## Start Entries provided

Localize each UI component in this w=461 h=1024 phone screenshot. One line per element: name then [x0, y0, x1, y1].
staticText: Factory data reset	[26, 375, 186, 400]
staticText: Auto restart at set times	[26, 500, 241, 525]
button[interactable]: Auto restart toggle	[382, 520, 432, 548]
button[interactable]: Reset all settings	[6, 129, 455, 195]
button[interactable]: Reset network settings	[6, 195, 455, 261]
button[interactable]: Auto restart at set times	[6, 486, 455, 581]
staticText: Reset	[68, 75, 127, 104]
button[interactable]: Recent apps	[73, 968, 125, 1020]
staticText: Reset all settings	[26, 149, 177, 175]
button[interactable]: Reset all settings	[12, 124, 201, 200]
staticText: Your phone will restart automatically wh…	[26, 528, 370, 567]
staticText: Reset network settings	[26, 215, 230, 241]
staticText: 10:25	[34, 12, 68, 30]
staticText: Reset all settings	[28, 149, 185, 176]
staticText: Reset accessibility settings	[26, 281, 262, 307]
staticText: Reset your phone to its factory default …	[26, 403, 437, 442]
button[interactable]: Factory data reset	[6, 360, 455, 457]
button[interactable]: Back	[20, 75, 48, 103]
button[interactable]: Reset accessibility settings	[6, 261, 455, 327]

## End Entries provided

_What you should do:_ Write out the lines above word for word, with nothing changed.

_Reply:_
Localize each UI component in this w=461 h=1024 phone screenshot. One line per element: name then [x0, y0, x1, y1].
staticText: Factory data reset	[26, 375, 186, 400]
staticText: Auto restart at set times	[26, 500, 241, 525]
button[interactable]: Auto restart toggle	[382, 520, 432, 548]
button[interactable]: Reset all settings	[6, 129, 455, 195]
button[interactable]: Reset network settings	[6, 195, 455, 261]
button[interactable]: Auto restart at set times	[6, 486, 455, 581]
staticText: Reset	[68, 75, 127, 104]
button[interactable]: Recent apps	[73, 968, 125, 1020]
staticText: Reset all settings	[26, 149, 177, 175]
button[interactable]: Reset all settings	[12, 124, 201, 200]
staticText: Your phone will restart automatically wh…	[26, 528, 370, 567]
staticText: Reset network settings	[26, 215, 230, 241]
staticText: 10:25	[34, 12, 68, 30]
staticText: Reset all settings	[28, 149, 185, 176]
staticText: Reset accessibility settings	[26, 281, 262, 307]
staticText: Reset your phone to its factory default …	[26, 403, 437, 442]
button[interactable]: Factory data reset	[6, 360, 455, 457]
button[interactable]: Back	[20, 75, 48, 103]
button[interactable]: Reset accessibility settings	[6, 261, 455, 327]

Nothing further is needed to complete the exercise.